Start of Data lines

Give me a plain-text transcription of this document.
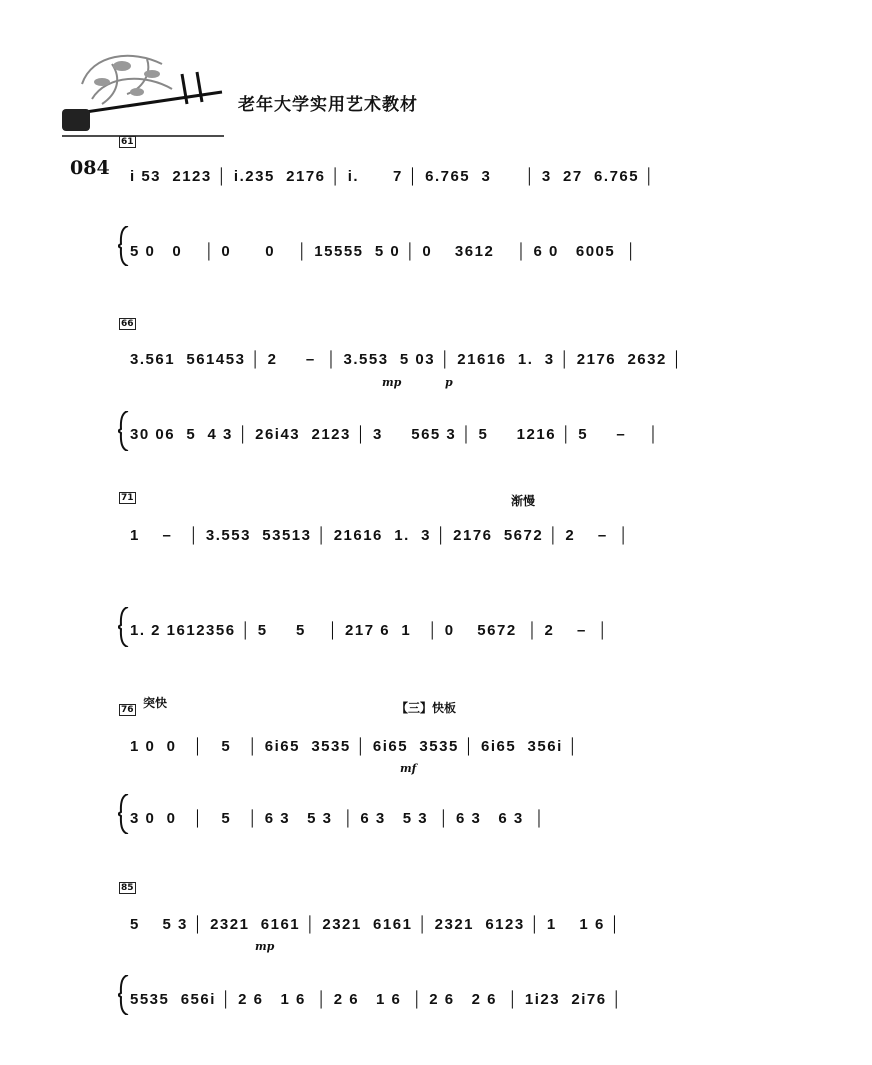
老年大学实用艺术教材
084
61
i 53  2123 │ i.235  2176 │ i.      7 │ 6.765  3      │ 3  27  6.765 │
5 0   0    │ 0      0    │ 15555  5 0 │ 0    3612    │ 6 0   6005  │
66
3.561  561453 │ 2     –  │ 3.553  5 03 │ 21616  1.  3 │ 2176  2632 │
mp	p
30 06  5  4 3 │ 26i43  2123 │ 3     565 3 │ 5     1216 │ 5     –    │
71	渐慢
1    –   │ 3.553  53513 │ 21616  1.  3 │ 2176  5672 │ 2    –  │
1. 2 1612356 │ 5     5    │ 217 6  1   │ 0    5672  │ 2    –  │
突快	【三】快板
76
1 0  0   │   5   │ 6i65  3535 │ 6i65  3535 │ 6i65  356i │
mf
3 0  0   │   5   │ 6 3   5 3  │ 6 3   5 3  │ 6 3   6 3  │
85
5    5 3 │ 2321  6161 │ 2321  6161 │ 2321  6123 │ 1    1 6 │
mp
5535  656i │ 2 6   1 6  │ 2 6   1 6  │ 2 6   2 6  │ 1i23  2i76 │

End of Data lines
Start of Data lines

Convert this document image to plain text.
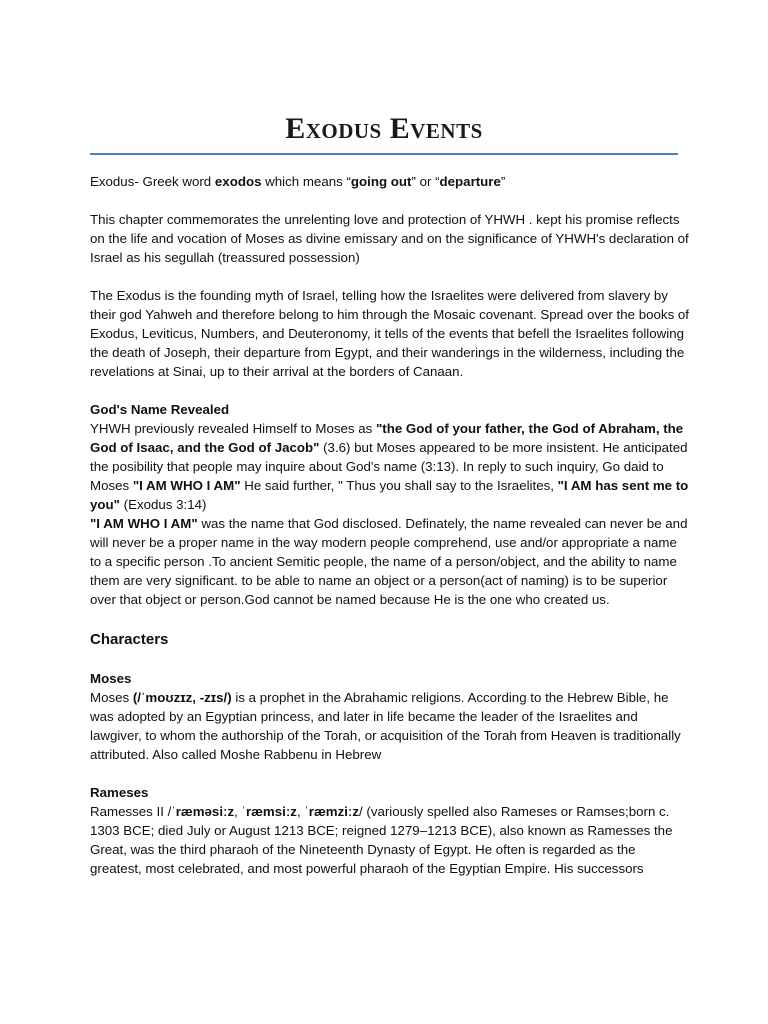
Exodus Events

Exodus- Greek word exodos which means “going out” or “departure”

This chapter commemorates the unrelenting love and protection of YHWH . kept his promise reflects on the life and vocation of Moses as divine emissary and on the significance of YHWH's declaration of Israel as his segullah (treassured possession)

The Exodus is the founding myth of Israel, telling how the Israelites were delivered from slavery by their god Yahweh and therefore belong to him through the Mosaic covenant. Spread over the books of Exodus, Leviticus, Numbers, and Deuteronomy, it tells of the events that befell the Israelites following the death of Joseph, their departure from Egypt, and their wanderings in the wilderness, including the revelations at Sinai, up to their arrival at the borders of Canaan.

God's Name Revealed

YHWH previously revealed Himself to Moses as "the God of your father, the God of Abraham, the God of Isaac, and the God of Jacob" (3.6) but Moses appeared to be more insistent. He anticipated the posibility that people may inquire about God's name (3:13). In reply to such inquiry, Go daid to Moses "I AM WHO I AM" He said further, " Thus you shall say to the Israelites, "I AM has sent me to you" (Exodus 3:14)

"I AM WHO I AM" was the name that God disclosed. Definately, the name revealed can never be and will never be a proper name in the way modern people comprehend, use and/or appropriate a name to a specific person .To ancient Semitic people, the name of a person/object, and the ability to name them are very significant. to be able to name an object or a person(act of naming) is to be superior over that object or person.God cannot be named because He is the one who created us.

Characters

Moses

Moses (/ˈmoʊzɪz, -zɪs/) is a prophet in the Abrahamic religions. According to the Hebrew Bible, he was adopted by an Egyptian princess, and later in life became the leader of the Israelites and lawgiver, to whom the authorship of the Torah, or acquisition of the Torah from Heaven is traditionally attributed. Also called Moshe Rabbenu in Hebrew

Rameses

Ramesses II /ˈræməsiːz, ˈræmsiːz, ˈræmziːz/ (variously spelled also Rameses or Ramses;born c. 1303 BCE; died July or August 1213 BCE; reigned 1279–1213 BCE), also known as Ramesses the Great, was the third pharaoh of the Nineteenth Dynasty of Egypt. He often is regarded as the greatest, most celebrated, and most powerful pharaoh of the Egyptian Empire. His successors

End of Data lines
Start of Data lines

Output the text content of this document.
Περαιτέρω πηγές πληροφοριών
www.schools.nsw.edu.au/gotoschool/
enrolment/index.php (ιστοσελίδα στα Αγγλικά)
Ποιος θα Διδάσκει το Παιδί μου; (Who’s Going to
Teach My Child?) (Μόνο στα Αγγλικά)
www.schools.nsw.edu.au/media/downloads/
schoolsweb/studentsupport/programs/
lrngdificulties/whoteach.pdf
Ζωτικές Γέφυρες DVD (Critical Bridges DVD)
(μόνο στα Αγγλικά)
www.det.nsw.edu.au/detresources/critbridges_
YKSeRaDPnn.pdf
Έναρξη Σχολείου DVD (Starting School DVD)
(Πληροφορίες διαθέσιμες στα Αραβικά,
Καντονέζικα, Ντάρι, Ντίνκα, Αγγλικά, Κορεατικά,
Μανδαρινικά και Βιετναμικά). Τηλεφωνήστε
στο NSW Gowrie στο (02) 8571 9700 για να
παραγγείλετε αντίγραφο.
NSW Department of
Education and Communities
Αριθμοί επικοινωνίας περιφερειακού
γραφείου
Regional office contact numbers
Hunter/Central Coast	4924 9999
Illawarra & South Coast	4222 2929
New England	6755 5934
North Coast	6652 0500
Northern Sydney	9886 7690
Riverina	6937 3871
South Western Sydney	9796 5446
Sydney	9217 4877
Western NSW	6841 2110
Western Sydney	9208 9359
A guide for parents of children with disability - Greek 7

End of Data lines

Your objective: Look for lines containing the string "from" and copy them all.

Correct answer:
The Exodus is the founding myth of Israel, telling how the Israelites were delivered from slavery by their god Yahweh and therefore belong to him through the Mosaic covenant. Spread over the books of Exodus, Leviticus, Numbers, and Deuteronomy, it tells of the events that befell the Israelites following the death of Joseph, their departure from Egypt, and their wanderings in the wilderness, including the revelations at Sinai, up to their arrival at the borders of Canaan.
Moses (/ˈmoʊzɪz, -zɪs/) is a prophet in the Abrahamic religions. According to the Hebrew Bible, he was adopted by an Egyptian princess, and later in life became the leader of the Israelites and lawgiver, to whom the authorship of the Torah, or acquisition of the Torah from Heaven is traditionally attributed. Also called Moshe Rabbenu in Hebrew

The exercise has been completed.